STATED PROBLEM – Transcribe all of the material exactly.

EXTRACTED DATA –
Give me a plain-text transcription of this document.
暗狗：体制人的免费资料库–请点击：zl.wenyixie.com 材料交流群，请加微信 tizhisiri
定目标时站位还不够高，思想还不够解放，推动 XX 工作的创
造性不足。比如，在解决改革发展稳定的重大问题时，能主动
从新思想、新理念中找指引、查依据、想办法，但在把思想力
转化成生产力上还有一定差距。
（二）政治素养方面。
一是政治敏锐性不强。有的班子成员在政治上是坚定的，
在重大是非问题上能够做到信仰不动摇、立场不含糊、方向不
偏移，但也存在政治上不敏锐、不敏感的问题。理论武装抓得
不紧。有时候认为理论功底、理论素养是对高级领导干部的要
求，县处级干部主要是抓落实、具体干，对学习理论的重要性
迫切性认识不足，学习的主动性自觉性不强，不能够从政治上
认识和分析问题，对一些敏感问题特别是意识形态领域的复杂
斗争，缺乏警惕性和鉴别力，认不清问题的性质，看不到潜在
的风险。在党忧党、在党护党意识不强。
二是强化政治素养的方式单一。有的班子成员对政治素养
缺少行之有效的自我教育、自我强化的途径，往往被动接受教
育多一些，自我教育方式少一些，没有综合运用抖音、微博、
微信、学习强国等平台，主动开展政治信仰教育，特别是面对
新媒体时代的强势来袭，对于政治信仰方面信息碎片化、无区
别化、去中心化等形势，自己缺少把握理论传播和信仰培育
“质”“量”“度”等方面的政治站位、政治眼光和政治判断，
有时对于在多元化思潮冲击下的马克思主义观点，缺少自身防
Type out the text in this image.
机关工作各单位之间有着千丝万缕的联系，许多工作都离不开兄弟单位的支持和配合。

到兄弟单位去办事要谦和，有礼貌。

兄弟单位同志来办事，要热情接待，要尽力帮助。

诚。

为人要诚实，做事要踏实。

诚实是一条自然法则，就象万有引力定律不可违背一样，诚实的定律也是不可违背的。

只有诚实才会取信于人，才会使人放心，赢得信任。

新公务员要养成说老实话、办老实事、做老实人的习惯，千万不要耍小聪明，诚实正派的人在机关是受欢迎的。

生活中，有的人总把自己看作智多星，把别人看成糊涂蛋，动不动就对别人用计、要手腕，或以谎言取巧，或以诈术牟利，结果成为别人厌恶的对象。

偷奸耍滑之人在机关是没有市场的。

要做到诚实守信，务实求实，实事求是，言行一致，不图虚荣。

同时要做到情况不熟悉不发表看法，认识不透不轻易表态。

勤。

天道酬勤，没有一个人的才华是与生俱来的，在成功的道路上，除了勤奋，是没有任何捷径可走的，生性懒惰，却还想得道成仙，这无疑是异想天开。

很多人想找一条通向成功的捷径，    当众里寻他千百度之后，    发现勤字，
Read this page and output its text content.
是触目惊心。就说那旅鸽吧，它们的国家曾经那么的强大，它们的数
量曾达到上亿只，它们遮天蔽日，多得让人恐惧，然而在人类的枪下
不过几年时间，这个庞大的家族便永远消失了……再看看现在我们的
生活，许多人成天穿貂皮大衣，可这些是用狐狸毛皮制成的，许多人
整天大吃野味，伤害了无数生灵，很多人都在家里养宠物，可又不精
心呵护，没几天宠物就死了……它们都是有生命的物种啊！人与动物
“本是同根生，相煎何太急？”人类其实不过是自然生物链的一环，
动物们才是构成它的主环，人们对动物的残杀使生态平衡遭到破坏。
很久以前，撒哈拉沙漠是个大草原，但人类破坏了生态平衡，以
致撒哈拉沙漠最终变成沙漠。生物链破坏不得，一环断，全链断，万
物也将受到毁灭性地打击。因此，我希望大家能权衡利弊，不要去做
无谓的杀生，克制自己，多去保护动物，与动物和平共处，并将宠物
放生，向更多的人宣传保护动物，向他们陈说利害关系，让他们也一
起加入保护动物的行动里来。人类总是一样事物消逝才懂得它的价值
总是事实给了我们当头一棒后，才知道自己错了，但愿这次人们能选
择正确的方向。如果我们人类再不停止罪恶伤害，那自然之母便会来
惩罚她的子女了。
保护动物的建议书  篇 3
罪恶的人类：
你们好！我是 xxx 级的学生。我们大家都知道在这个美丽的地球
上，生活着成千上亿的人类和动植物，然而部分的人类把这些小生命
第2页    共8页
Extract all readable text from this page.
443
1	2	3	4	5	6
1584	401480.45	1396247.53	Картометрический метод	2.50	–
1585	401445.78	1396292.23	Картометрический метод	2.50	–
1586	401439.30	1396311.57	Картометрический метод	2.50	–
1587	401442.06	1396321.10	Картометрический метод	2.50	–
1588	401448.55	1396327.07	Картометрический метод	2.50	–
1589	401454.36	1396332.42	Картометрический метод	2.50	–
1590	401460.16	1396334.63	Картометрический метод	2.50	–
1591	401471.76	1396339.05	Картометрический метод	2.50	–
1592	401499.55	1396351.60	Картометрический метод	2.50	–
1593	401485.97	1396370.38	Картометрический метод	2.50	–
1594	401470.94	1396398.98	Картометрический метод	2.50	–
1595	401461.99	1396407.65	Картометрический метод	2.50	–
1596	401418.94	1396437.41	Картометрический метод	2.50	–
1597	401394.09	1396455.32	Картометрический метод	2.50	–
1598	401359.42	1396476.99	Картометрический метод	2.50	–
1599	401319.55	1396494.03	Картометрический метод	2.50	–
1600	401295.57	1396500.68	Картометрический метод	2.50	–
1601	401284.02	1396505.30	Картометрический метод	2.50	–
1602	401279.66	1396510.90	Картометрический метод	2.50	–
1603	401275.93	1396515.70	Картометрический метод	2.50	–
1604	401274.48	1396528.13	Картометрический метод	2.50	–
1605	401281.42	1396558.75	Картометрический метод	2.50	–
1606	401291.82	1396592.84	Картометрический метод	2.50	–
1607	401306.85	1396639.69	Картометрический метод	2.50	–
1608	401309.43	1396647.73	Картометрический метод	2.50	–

CORRECT RESPONSE –
Give me a plain-text transcription of this document.
暗狗：体制人的免费资料库–请点击：zl.wenyixie.com 材料交流群，请加微信 tizhisiri
定目标时站位还不够高，思想还不够解放，推动 XX 工作的创
造性不足。比如，在解决改革发展稳定的重大问题时，能主动
从新思想、新理念中找指引、查依据、想办法，但在把思想力
转化成生产力上还有一定差距。
（二）政治素养方面。
一是政治敏锐性不强。有的班子成员在政治上是坚定的，
在重大是非问题上能够做到信仰不动摇、立场不含糊、方向不
偏移，但也存在政治上不敏锐、不敏感的问题。理论武装抓得
不紧。有时候认为理论功底、理论素养是对高级领导干部的要
求，县处级干部主要是抓落实、具体干，对学习理论的重要性
迫切性认识不足，学习的主动性自觉性不强，不能够从政治上
认识和分析问题，对一些敏感问题特别是意识形态领域的复杂
斗争，缺乏警惕性和鉴别力，认不清问题的性质，看不到潜在
的风险。在党忧党、在党护党意识不强。
二是强化政治素养的方式单一。有的班子成员对政治素养
缺少行之有效的自我教育、自我强化的途径，往往被动接受教
育多一些，自我教育方式少一些，没有综合运用抖音、微博、
微信、学习强国等平台，主动开展政治信仰教育，特别是面对
新媒体时代的强势来袭，对于政治信仰方面信息碎片化、无区
别化、去中心化等形势，自己缺少把握理论传播和信仰培育
“质”“量”“度”等方面的政治站位、政治眼光和政治判断，
有时对于在多元化思潮冲击下的马克思主义观点，缺少自身防
Type out the text in this image.
机关工作各单位之间有着千丝万缕的联系，许多工作都离不开兄弟单位的支持和配合。

到兄弟单位去办事要谦和，有礼貌。

兄弟单位同志来办事，要热情接待，要尽力帮助。

诚。

为人要诚实，做事要踏实。

诚实是一条自然法则，就象万有引力定律不可违背一样，诚实的定律也是不可违背的。

只有诚实才会取信于人，才会使人放心，赢得信任。

新公务员要养成说老实话、办老实事、做老实人的习惯，千万不要耍小聪明，诚实正派的人在机关是受欢迎的。

生活中，有的人总把自己看作智多星，把别人看成糊涂蛋，动不动就对别人用计、要手腕，或以谎言取巧，或以诈术牟利，结果成为别人厌恶的对象。

偷奸耍滑之人在机关是没有市场的。

要做到诚实守信，务实求实，实事求是，言行一致，不图虚荣。

同时要做到情况不熟悉不发表看法，认识不透不轻易表态。

勤。

天道酬勤，没有一个人的才华是与生俱来的，在成功的道路上，除了勤奋，是没有任何捷径可走的，生性懒惰，却还想得道成仙，这无疑是异想天开。

很多人想找一条通向成功的捷径，    当众里寻他千百度之后，    发现勤字，
Read this page and output its text content.
是触目惊心。就说那旅鸽吧，它们的国家曾经那么的强大，它们的数
量曾达到上亿只，它们遮天蔽日，多得让人恐惧，然而在人类的枪下
不过几年时间，这个庞大的家族便永远消失了……再看看现在我们的
生活，许多人成天穿貂皮大衣，可这些是用狐狸毛皮制成的，许多人
整天大吃野味，伤害了无数生灵，很多人都在家里养宠物，可又不精
心呵护，没几天宠物就死了……它们都是有生命的物种啊！人与动物
“本是同根生，相煎何太急？”人类其实不过是自然生物链的一环，
动物们才是构成它的主环，人们对动物的残杀使生态平衡遭到破坏。
很久以前，撒哈拉沙漠是个大草原，但人类破坏了生态平衡，以
致撒哈拉沙漠最终变成沙漠。生物链破坏不得，一环断，全链断，万
物也将受到毁灭性地打击。因此，我希望大家能权衡利弊，不要去做
无谓的杀生，克制自己，多去保护动物，与动物和平共处，并将宠物
放生，向更多的人宣传保护动物，向他们陈说利害关系，让他们也一
起加入保护动物的行动里来。人类总是一样事物消逝才懂得它的价值
总是事实给了我们当头一棒后，才知道自己错了，但愿这次人们能选
择正确的方向。如果我们人类再不停止罪恶伤害，那自然之母便会来
惩罚她的子女了。
保护动物的建议书  篇 3
罪恶的人类：
你们好！我是 xxx 级的学生。我们大家都知道在这个美丽的地球
上，生活着成千上亿的人类和动植物，然而部分的人类把这些小生命
第2页    共8页
Extract all readable text from this page.
443
1	2	3	4	5	6
1584	401480.45	1396247.53	Картометрический метод	2.50	–
1585	401445.78	1396292.23	Картометрический метод	2.50	–
1586	401439.30	1396311.57	Картометрический метод	2.50	–
1587	401442.06	1396321.10	Картометрический метод	2.50	–
1588	401448.55	1396327.07	Картометрический метод	2.50	–
1589	401454.36	1396332.42	Картометрический метод	2.50	–
1590	401460.16	1396334.63	Картометрический метод	2.50	–
1591	401471.76	1396339.05	Картометрический метод	2.50	–
1592	401499.55	1396351.60	Картометрический метод	2.50	–
1593	401485.97	1396370.38	Картометрический метод	2.50	–
1594	401470.94	1396398.98	Картометрический метод	2.50	–
1595	401461.99	1396407.65	Картометрический метод	2.50	–
1596	401418.94	1396437.41	Картометрический метод	2.50	–
1597	401394.09	1396455.32	Картометрический метод	2.50	–
1598	401359.42	1396476.99	Картометрический метод	2.50	–
1599	401319.55	1396494.03	Картометрический метод	2.50	–
1600	401295.57	1396500.68	Картометрический метод	2.50	–
1601	401284.02	1396505.30	Картометрический метод	2.50	–
1602	401279.66	1396510.90	Картометрический метод	2.50	–
1603	401275.93	1396515.70	Картометрический метод	2.50	–
1604	401274.48	1396528.13	Картометрический метод	2.50	–
1605	401281.42	1396558.75	Картометрический метод	2.50	–
1606	401291.82	1396592.84	Картометрический метод	2.50	–
1607	401306.85	1396639.69	Картометрический метод	2.50	–
1608	401309.43	1396647.73	Картометрический метод	2.50	–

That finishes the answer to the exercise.